(Saved entries)
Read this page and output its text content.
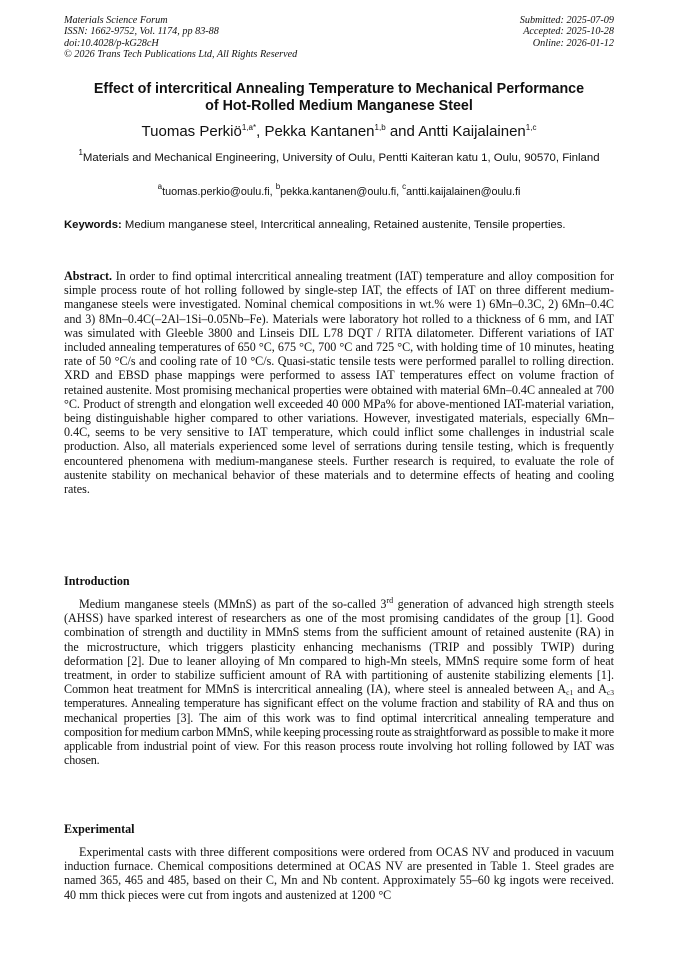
Materials Science Forum
ISSN: 1662-9752, Vol. 1174, pp 83-88
doi:10.4028/p-kG28cH
© 2026 Trans Tech Publications Ltd, All Rights Reserved
Submitted: 2025-07-09
Accepted: 2025-10-28
Online: 2026-01-12
Effect of intercritical Annealing Temperature to Mechanical Performance
of Hot-Rolled Medium Manganese Steel
Tuomas Perkiö$^{1,a*}$, Pekka Kantanen$^{1,b}$ and Antti Kaijalainen$^{1,c}$
$^1$Materials and Mechanical Engineering, University of Oulu, Pentti Kaiteran katu 1, Oulu, 90570, Finland
$^a$tuomas.perkio@oulu.fi, $^b$pekka.kantanen@oulu.fi, $^c$antti.kaijalainen@oulu.fi
Keywords: Medium manganese steel, Intercritical annealing, Retained austenite, Tensile properties.

Abstract. In order to find optimal intercritical annealing treatment (IAT) temperature and alloy composition for simple process route of hot rolling followed by single-step IAT, the effects of IAT on three different medium-manganese steels were investigated. Nominal chemical compositions in wt.% were 1) 6Mn–0.3C, 2) 6Mn–0.4C and 3) 8Mn–0.4C(–2Al–1Si–0.05Nb–Fe). Materials were laboratory hot rolled to a thickness of 6 mm, and IAT was simulated with Gleeble 3800 and Linseis DIL L78 DQT / RITA dilatometer. Different variations of IAT included annealing temperatures of 650 °C, 675 °C, 700 °C and 725 °C, with holding time of 10 minutes, heating rate of 50 °C/s and cooling rate of 10 °C/s. Quasi-static tensile tests were performed parallel to rolling direction. XRD and EBSD phase mappings were performed to assess IAT temperatures effect on volume fraction of retained austenite. Most promising mechanical properties were obtained with material 6Mn–0.4C annealed at 700 °C. Product of strength and elongation well exceeded 40 000 MPa% for above-mentioned IAT-material variation, being distinguishable higher compared to other variations. However, investigated materials, especially 6Mn–0.4C, seems to be very sensitive to IAT temperature, which could inflict some challenges in industrial scale production. Also, all materials experienced some level of serrations during tensile testing, which is frequently encountered phenomena with medium-manganese steels. Further research is required, to evaluate the role of austenite stability on mechanical behavior of these materials and to determine effects of heating and cooling rates.

Introduction

Medium manganese steels (MMnS) as part of the so-called 3rd generation of advanced high strength steels (AHSS) have sparked interest of researchers as one of the most promising candidates of the group [1]. Good combination of strength and ductility in MMnS stems from the sufficient amount of retained austenite (RA) in the microstructure, which triggers plasticity enhancing mechanisms (TRIP and possibly TWIP) during deformation [2]. Due to leaner alloying of Mn compared to high-Mn steels, MMnS require some form of heat treatment, in order to stabilize sufficient amount of RA with partitioning of austenite stabilizing elements [1]. Common heat treatment for MMnS is intercritical annealing (IA), where steel is annealed between $A_{c1}$ and $A_{c3}$ temperatures. Annealing temperature has significant effect on the volume fraction and stability of RA and thus on mechanical properties [3]. The aim of this work was to find optimal intercritical annealing temperature and composition for medium carbon MMnS, while keeping processing route as straightforward as possible to make it more applicable from industrial point of view. For this reason process route involving hot rolling followed by IAT was chosen.

Experimental

Experimental casts with three different compositions were ordered from OCAS NV and produced in vacuum induction furnace. Chemical compositions determined at OCAS NV are presented in Table 1. Steel grades are named 365, 465 and 485, based on their C, Mn and Nb content. Approximately 55–60 kg ingots were received. 40 mm thick pieces were cut from ingots and austenized at 1200 °C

▶ [GIVEN EXERCISE] Scan the entries above. Copy each line that has the string "content".

▶ [RESPONSE]
Read this page and output its text content.
Experimental casts with three different compositions were ordered from OCAS NV and produced in vacuum induction furnace. Chemical compositions determined at OCAS NV are presented in Table 1. Steel grades are named 365, 465 and 485, based on their C, Mn and Nb content. Approximately 55–60 kg ingots were received. 40 mm thick pieces were cut from ingots and austenized at 1200 °C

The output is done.